↓↓↓

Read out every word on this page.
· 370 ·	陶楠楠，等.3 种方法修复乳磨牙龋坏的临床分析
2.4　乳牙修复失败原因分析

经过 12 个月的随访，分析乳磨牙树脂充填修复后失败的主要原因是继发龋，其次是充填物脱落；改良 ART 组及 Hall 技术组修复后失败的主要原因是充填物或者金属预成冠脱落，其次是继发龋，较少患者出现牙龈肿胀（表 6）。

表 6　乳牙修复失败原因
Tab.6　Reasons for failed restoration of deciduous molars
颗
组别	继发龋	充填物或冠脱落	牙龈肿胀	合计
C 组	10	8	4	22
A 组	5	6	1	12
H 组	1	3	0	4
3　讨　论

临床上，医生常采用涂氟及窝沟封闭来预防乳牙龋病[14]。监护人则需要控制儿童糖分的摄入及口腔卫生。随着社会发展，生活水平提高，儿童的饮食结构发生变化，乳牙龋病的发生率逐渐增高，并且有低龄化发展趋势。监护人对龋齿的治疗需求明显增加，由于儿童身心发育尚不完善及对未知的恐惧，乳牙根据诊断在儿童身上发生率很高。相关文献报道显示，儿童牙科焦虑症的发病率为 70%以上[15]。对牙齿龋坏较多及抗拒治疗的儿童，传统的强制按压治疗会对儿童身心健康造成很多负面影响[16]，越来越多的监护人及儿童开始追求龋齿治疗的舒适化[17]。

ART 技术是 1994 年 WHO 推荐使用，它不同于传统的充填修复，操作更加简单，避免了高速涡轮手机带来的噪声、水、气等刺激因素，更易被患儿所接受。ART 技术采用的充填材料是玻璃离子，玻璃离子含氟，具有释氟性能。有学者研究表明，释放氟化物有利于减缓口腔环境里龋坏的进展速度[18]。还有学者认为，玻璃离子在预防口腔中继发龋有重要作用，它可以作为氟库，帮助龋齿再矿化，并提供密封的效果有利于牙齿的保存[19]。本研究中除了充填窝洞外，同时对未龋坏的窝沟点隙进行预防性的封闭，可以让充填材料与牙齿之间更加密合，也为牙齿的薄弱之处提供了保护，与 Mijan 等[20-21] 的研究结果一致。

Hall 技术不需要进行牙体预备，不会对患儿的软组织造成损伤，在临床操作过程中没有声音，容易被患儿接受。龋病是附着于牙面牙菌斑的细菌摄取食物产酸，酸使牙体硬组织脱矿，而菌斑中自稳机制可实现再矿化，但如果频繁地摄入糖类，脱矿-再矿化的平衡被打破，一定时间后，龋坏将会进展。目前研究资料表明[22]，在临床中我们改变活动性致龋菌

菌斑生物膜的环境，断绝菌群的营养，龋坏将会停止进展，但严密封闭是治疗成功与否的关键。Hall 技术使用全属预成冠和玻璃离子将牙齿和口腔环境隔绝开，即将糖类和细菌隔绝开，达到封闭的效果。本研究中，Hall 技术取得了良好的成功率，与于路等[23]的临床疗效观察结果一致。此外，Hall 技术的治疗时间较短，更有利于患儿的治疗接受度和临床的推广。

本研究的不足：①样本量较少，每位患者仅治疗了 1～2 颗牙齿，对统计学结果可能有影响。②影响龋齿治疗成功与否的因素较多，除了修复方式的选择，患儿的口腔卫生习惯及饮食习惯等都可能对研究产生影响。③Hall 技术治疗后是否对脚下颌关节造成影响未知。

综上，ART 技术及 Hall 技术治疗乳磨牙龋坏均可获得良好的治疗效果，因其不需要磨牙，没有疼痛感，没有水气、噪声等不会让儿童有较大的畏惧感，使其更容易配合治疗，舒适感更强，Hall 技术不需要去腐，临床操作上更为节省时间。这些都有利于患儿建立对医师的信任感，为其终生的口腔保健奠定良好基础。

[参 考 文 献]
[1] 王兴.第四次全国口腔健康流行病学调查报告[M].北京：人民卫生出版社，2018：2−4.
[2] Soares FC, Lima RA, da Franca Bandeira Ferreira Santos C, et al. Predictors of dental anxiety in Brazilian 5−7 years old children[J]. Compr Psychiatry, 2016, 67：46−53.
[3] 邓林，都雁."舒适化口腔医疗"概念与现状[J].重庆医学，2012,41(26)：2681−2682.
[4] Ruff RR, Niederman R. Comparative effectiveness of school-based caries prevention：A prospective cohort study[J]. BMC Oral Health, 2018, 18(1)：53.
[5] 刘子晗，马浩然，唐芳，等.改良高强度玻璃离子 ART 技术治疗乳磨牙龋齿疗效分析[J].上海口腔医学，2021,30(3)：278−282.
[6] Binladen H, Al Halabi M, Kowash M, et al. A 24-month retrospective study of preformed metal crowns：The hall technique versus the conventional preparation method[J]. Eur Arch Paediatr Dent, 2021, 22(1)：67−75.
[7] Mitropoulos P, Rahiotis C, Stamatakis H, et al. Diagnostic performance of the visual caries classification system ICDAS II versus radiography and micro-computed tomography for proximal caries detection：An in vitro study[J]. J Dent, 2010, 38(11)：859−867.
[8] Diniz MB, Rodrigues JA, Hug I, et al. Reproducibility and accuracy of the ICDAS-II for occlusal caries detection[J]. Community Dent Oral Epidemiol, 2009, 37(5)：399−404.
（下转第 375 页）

↑↑↑

What you need to do – Transcribe each entry precisely, missing none.

Answer for the task –
Read out every word on this page.
· 370 ·	陶楠楠，等.3 种方法修复乳磨牙龋坏的临床分析
2.4　乳牙修复失败原因分析

经过 12 个月的随访，分析乳磨牙树脂充填修复后失败的主要原因是继发龋，其次是充填物脱落；改良 ART 组及 Hall 技术组修复后失败的主要原因是充填物或者金属预成冠脱落，其次是继发龋，较少患者出现牙龈肿胀（表 6）。

表 6　乳牙修复失败原因
Tab.6　Reasons for failed restoration of deciduous molars
颗
组别	继发龋	充填物或冠脱落	牙龈肿胀	合计
C 组	10	8	4	22
A 组	5	6	1	12
H 组	1	3	0	4
3　讨　论

临床上，医生常采用涂氟及窝沟封闭来预防乳牙龋病[14]。监护人则需要控制儿童糖分的摄入及口腔卫生。随着社会发展，生活水平提高，儿童的饮食结构发生变化，乳牙龋病的发生率逐渐增高，并且有低龄化发展趋势。监护人对龋齿的治疗需求明显增加，由于儿童身心发育尚不完善及对未知的恐惧，乳牙根据诊断在儿童身上发生率很高。相关文献报道显示，儿童牙科焦虑症的发病率为 70%以上[15]。对牙齿龋坏较多及抗拒治疗的儿童，传统的强制按压治疗会对儿童身心健康造成很多负面影响[16]，越来越多的监护人及儿童开始追求龋齿治疗的舒适化[17]。

ART 技术是 1994 年 WHO 推荐使用，它不同于传统的充填修复，操作更加简单，避免了高速涡轮手机带来的噪声、水、气等刺激因素，更易被患儿所接受。ART 技术采用的充填材料是玻璃离子，玻璃离子含氟，具有释氟性能。有学者研究表明，释放氟化物有利于减缓口腔环境里龋坏的进展速度[18]。还有学者认为，玻璃离子在预防口腔中继发龋有重要作用，它可以作为氟库，帮助龋齿再矿化，并提供密封的效果有利于牙齿的保存[19]。本研究中除了充填窝洞外，同时对未龋坏的窝沟点隙进行预防性的封闭，可以让充填材料与牙齿之间更加密合，也为牙齿的薄弱之处提供了保护，与 Mijan 等[20-21] 的研究结果一致。

Hall 技术不需要进行牙体预备，不会对患儿的软组织造成损伤，在临床操作过程中没有声音，容易被患儿接受。龋病是附着于牙面牙菌斑的细菌摄取食物产酸，酸使牙体硬组织脱矿，而菌斑中自稳机制可实现再矿化，但如果频繁地摄入糖类，脱矿-再矿化的平衡被打破，一定时间后，龋坏将会进展。目前研究资料表明[22]，在临床中我们改变活动性致龋菌

菌斑生物膜的环境，断绝菌群的营养，龋坏将会停止进展，但严密封闭是治疗成功与否的关键。Hall 技术使用全属预成冠和玻璃离子将牙齿和口腔环境隔绝开，即将糖类和细菌隔绝开，达到封闭的效果。本研究中，Hall 技术取得了良好的成功率，与于路等[23]的临床疗效观察结果一致。此外，Hall 技术的治疗时间较短，更有利于患儿的治疗接受度和临床的推广。

本研究的不足：①样本量较少，每位患者仅治疗了 1～2 颗牙齿，对统计学结果可能有影响。②影响龋齿治疗成功与否的因素较多，除了修复方式的选择，患儿的口腔卫生习惯及饮食习惯等都可能对研究产生影响。③Hall 技术治疗后是否对脚下颌关节造成影响未知。

综上，ART 技术及 Hall 技术治疗乳磨牙龋坏均可获得良好的治疗效果，因其不需要磨牙，没有疼痛感，没有水气、噪声等不会让儿童有较大的畏惧感，使其更容易配合治疗，舒适感更强，Hall 技术不需要去腐，临床操作上更为节省时间。这些都有利于患儿建立对医师的信任感，为其终生的口腔保健奠定良好基础。

[参 考 文 献]
[1] 王兴.第四次全国口腔健康流行病学调查报告[M].北京：人民卫生出版社，2018：2−4.
[2] Soares FC, Lima RA, da Franca Bandeira Ferreira Santos C, et al. Predictors of dental anxiety in Brazilian 5−7 years old children[J]. Compr Psychiatry, 2016, 67：46−53.
[3] 邓林，都雁."舒适化口腔医疗"概念与现状[J].重庆医学，2012,41(26)：2681−2682.
[4] Ruff RR, Niederman R. Comparative effectiveness of school-based caries prevention：A prospective cohort study[J]. BMC Oral Health, 2018, 18(1)：53.
[5] 刘子晗，马浩然，唐芳，等.改良高强度玻璃离子 ART 技术治疗乳磨牙龋齿疗效分析[J].上海口腔医学，2021,30(3)：278−282.
[6] Binladen H, Al Halabi M, Kowash M, et al. A 24-month retrospective study of preformed metal crowns：The hall technique versus the conventional preparation method[J]. Eur Arch Paediatr Dent, 2021, 22(1)：67−75.
[7] Mitropoulos P, Rahiotis C, Stamatakis H, et al. Diagnostic performance of the visual caries classification system ICDAS II versus radiography and micro-computed tomography for proximal caries detection：An in vitro study[J]. J Dent, 2010, 38(11)：859−867.
[8] Diniz MB, Rodrigues JA, Hug I, et al. Reproducibility and accuracy of the ICDAS-II for occlusal caries detection[J]. Community Dent Oral Epidemiol, 2009, 37(5)：399−404.
（下转第 375 页）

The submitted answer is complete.